- Qué harás
Según el fragmento del documento, ¿de qué carrera se graduó Roberto Burgos Cantor en la Universidad Nacional?

- Fragmento del documento
╔══

El escritor recibió doctorado de la Universidad Nacional, de donde se graduó de Derecho.

FRANCISCO CELIS ALBÁN
Maestro Roberto Burgos Cantor, ¿qué significa para usted esta distinción tan importante que le concede la Universidad Nacional?
Creo que reúne varias sensaciones. Primero, un motivo de mucha satisfacción porque es la universidad de la cual egresé, y no dudo de que gran parte de mi formación como ciudadano viene de allí, con las particularidades propias de esa universidad, que, en un momento, en esos años en que yo llegué, era una muestra en escala de un país diverso, rico. Yo recuerdo, en la facultad de Derecho estaba la cantidad de ideas de la vida, del mundo, tan ricas y diferentes, según el lugar de donde la gente venía.
¿Estamos hablando de qué año?
Eso era en el 67, 68. La universidad era una eclosión de Colombia. Era la época de las residencias estudiantiles, de la cafetería. Todos esos elementos, más que una especie de ayuda a la gente que venía de las regiones y que no tenía facilidades económicas, eran un espacio de creación de comunidad. El otro elemento que me tomó por sorpresa y me gratifica es que haya una mirada sobre las artes y que haya un reconocimiento a eso. Uno nunca sabe quién lo lee ni cómo lo leen y que haya la sensibilidad que me incorpore y me reconozca en ese espacio de lo académico tiene no solo significaciones personales, sino para quienes escribimos, para quienes pintan o quienes hacen música.
¿Ese doctorado lo recibe como abogado o como escritor?
Seguramente como escritor porque escogieron en esta época de predominancia de la ciencia, de la ciencias codificadas, investigativas, en el fondo del concepto de utilidad, que se reconozca y se exalte la obra de un escritor. Yo no tengo grandes textos jurídicos ni sentencias que mostrar.
Sí debo reconocer algo a esos estudios que hice un poco por consejo de mi padre. Esos estudios liberaron la vocación literaria de la servidumbre de la necesidad. Cuando el escritor solo tiene su vocación, esa vocación tan delicada, tan incomprendida, muchas veces está sometida a unas, más que exigencias, a unas tiranías de la vida en sociedad. Y eso afecta tanto la dignidad como la libertad de la literatura y maltrata al ser humano. Entonces, también debo eso a la universidad. Este doctorado tiene que ver con lo que he logrado escribir.

╚══

- Sección de datos
╔══

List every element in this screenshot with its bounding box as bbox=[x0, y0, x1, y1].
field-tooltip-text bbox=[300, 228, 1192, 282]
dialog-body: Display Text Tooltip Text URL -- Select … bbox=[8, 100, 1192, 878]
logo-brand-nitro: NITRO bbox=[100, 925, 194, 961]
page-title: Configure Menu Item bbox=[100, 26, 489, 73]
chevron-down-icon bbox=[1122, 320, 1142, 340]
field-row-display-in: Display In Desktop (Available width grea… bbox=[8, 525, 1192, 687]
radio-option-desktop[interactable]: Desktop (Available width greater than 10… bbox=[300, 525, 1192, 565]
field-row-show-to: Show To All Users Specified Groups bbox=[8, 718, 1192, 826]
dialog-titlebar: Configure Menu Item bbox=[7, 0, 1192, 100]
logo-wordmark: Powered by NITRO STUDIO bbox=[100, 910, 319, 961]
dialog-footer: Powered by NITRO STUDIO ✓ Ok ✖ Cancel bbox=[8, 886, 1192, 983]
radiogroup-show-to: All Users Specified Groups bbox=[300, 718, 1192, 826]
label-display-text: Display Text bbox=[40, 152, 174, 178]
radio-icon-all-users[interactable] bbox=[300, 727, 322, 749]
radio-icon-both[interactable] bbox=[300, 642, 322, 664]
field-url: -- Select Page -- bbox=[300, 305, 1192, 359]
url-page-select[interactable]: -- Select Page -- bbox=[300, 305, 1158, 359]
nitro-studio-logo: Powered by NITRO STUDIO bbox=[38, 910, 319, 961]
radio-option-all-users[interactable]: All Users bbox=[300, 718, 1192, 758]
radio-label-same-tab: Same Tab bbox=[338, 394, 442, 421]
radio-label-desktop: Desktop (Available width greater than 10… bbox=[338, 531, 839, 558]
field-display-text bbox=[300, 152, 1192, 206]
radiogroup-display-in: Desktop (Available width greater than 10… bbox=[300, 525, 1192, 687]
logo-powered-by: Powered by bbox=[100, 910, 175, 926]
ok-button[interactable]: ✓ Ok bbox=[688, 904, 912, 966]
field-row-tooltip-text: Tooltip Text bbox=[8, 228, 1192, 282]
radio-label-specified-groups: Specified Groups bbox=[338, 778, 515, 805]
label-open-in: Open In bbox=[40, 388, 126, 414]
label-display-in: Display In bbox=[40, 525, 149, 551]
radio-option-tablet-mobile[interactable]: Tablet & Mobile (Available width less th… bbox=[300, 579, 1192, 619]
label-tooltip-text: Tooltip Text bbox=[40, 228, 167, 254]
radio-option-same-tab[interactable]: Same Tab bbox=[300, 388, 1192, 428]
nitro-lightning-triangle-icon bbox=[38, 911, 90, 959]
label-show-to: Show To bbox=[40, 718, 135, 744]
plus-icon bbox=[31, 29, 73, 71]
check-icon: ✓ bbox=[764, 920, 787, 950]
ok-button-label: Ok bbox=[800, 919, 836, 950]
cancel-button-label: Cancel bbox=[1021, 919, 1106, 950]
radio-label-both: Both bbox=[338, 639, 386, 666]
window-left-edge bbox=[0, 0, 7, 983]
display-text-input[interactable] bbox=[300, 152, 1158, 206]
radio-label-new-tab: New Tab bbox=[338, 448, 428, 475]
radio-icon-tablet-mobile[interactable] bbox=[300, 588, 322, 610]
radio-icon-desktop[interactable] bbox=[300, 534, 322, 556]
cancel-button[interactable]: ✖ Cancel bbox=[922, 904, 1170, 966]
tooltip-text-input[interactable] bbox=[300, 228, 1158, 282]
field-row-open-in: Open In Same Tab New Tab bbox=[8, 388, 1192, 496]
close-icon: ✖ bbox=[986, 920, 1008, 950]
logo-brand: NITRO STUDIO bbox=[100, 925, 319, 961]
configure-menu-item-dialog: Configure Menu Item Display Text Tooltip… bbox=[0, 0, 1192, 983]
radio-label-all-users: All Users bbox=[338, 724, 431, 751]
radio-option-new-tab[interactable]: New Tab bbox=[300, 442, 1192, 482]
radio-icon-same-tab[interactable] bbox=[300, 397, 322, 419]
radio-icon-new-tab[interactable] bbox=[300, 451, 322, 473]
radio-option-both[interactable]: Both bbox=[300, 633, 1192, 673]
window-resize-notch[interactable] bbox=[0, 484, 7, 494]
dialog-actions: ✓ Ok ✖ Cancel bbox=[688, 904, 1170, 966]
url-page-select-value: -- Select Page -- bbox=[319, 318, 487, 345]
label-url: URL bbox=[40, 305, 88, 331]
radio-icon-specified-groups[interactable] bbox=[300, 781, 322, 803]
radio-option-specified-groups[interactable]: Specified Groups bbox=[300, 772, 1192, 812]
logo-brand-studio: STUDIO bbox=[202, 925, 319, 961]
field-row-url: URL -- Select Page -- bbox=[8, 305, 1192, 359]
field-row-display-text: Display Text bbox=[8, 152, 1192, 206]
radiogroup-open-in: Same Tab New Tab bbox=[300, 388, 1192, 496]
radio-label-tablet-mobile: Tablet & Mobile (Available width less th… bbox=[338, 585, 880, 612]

╚══

- Resultado del ejercicio
Se graduó de Derecho.